→ **What the task asks**:
Show all lines of the listing that hold the word "people".
[START Extracted material]
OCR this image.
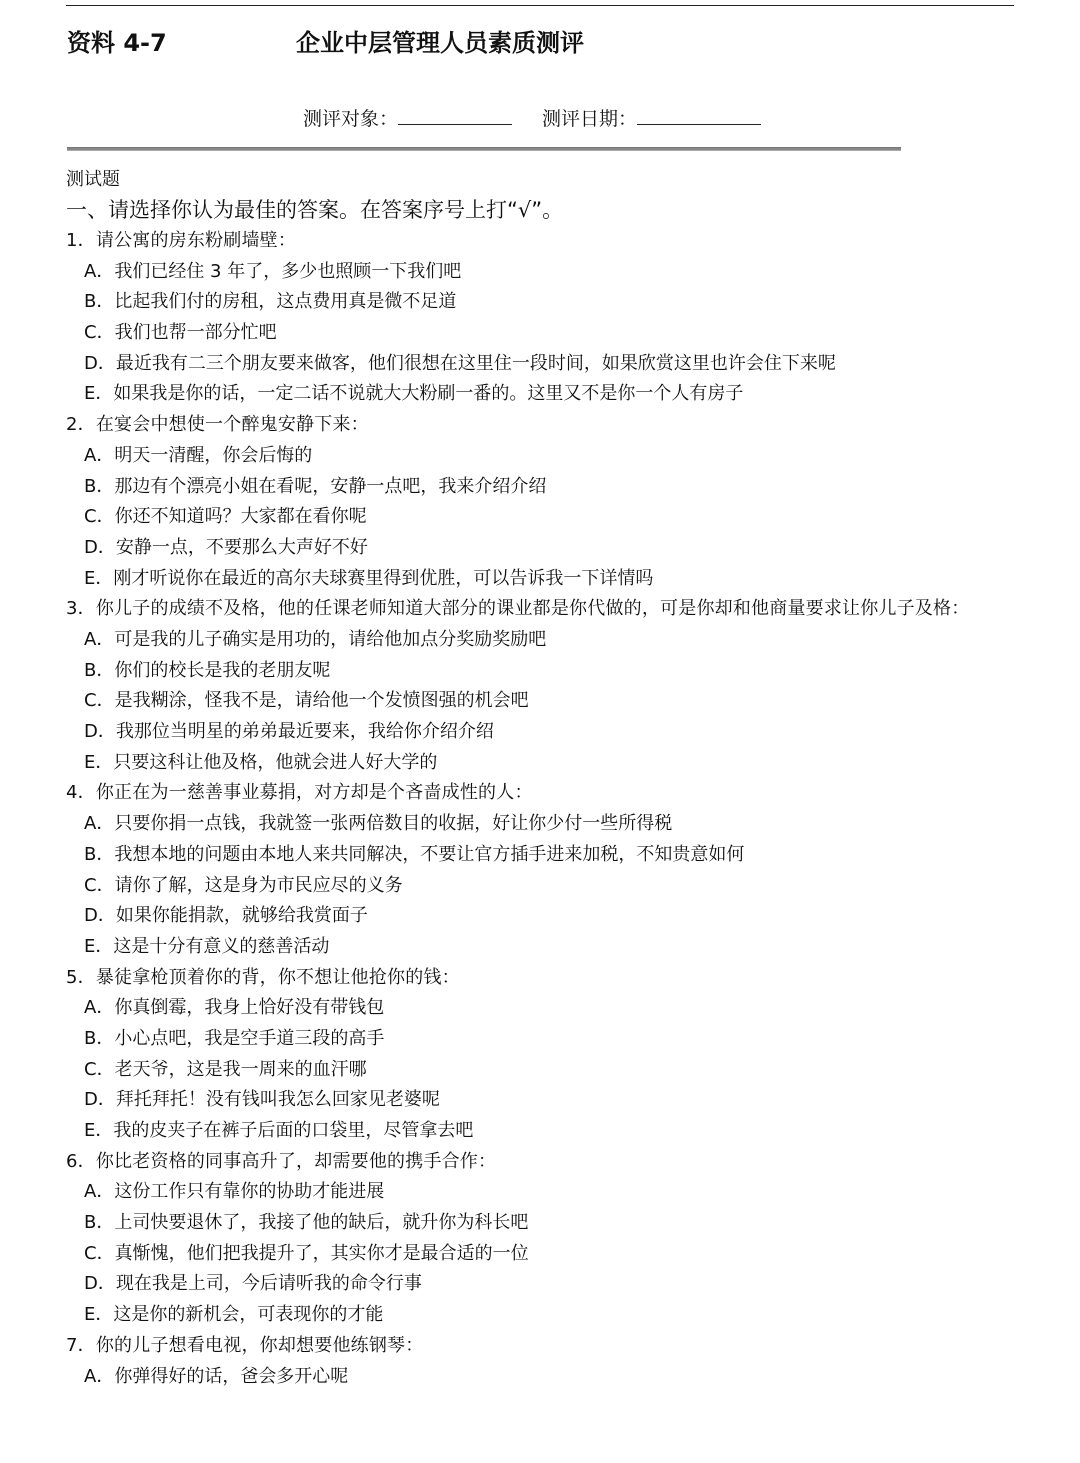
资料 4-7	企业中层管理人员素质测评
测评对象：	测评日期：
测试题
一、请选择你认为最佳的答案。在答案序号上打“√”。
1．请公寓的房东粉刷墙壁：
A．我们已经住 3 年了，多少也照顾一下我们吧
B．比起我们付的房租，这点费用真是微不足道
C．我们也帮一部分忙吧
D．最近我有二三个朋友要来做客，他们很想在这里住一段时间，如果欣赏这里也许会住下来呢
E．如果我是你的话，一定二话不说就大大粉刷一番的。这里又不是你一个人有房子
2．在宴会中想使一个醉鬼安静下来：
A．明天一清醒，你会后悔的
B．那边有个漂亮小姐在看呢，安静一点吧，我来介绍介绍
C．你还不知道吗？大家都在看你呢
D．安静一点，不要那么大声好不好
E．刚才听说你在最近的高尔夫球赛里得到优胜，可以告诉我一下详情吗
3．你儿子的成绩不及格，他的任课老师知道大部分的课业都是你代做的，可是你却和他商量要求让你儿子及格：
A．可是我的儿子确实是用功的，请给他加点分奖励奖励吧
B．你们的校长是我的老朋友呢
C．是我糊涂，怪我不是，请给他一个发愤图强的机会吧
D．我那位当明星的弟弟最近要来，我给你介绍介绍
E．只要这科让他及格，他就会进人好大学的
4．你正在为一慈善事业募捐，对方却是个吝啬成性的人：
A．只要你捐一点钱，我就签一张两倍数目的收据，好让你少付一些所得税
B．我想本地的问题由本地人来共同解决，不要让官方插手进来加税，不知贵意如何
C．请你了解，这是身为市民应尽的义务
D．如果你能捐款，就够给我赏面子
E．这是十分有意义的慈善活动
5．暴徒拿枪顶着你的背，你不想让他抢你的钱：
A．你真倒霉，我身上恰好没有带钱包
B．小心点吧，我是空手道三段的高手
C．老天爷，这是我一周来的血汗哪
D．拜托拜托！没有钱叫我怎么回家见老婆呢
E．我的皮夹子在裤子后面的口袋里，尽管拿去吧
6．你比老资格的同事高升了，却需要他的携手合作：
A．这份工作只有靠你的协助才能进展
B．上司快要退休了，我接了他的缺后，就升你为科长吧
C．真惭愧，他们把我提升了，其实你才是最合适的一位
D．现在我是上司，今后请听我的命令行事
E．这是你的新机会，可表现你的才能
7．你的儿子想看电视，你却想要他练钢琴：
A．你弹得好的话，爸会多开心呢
[END Extracted material]
[START Extracted material]
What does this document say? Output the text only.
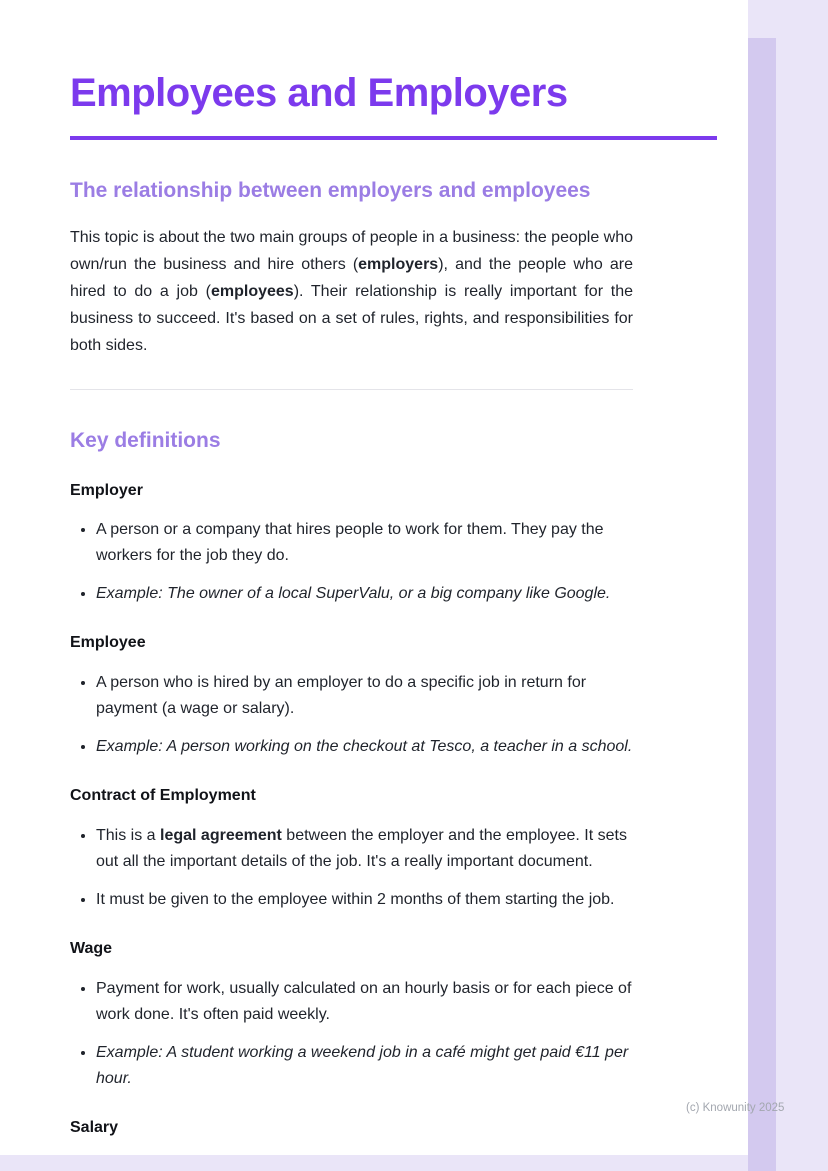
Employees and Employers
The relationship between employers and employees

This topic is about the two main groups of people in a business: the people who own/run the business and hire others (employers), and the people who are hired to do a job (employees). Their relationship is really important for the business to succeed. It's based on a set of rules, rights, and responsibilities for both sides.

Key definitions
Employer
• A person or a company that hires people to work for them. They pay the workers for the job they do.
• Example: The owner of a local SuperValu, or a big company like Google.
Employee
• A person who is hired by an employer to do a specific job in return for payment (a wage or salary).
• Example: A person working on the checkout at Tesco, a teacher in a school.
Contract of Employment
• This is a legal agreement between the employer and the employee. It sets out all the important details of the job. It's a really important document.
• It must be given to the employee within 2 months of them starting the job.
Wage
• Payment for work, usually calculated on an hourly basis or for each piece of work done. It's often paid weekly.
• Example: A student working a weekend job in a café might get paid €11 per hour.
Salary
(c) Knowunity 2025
[END Extracted material]
[START Extracted material]
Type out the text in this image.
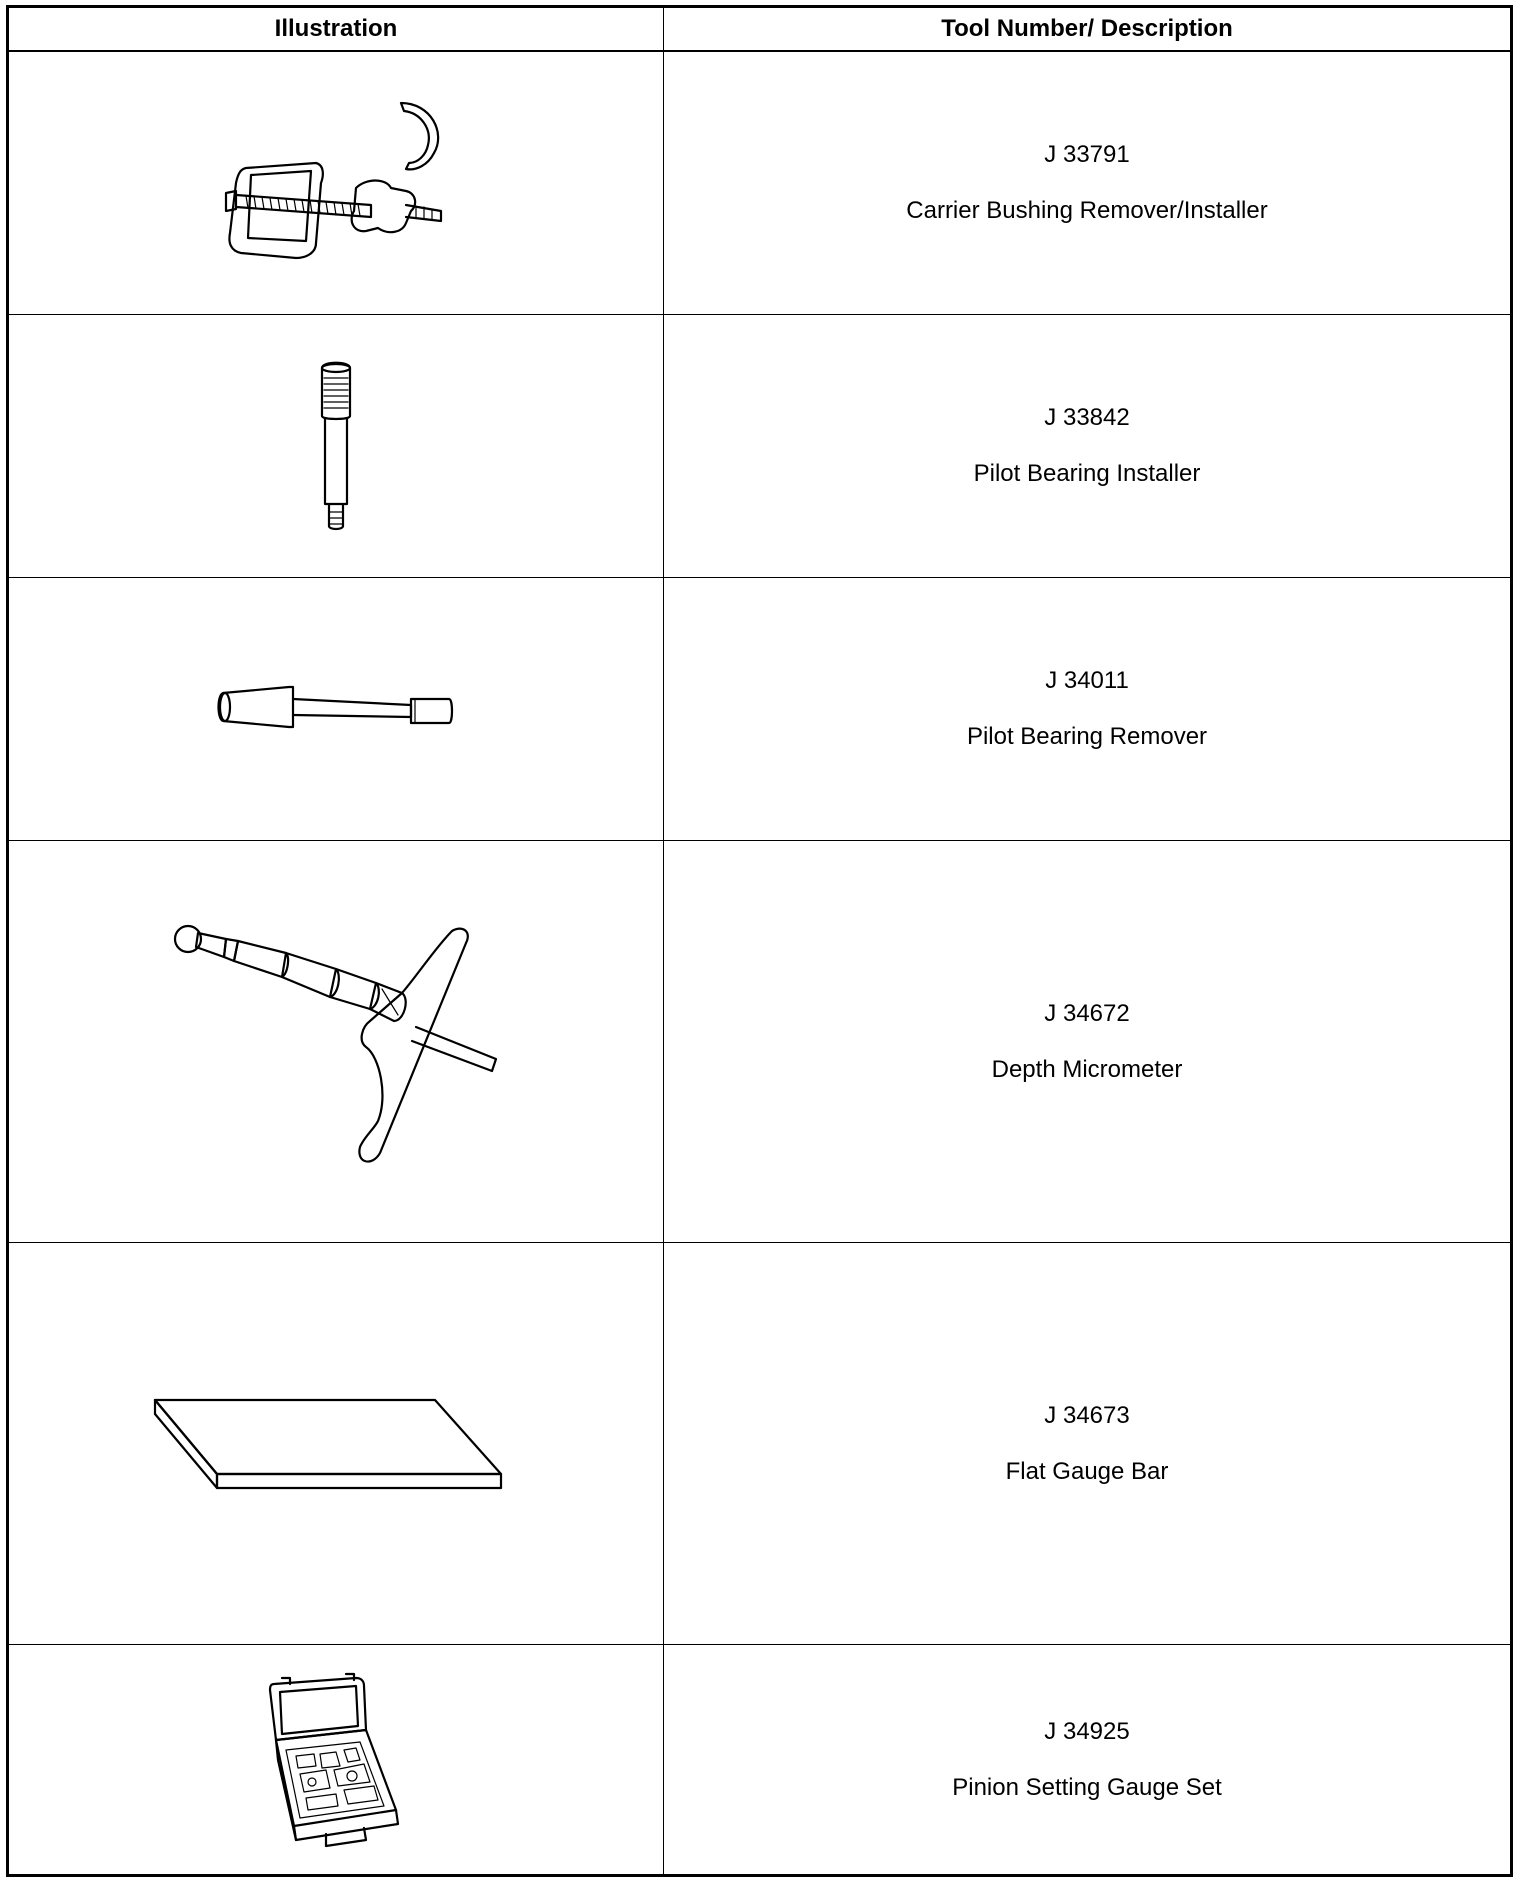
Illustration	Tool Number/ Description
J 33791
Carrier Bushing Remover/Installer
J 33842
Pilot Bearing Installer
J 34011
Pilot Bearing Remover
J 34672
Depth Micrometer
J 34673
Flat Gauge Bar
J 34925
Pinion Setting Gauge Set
[END Extracted material]
→ **Right answer**:
This topic is about the two main groups of people in a business: the people who own/run the business and hire others (employers), and the people who are hired to do a job (employees). Their relationship is really important for the business to succeed. It's based on a set of rules, rights, and responsibilities for both sides.
• A person or a company that hires people to work for them. They pay the workers for the job they do.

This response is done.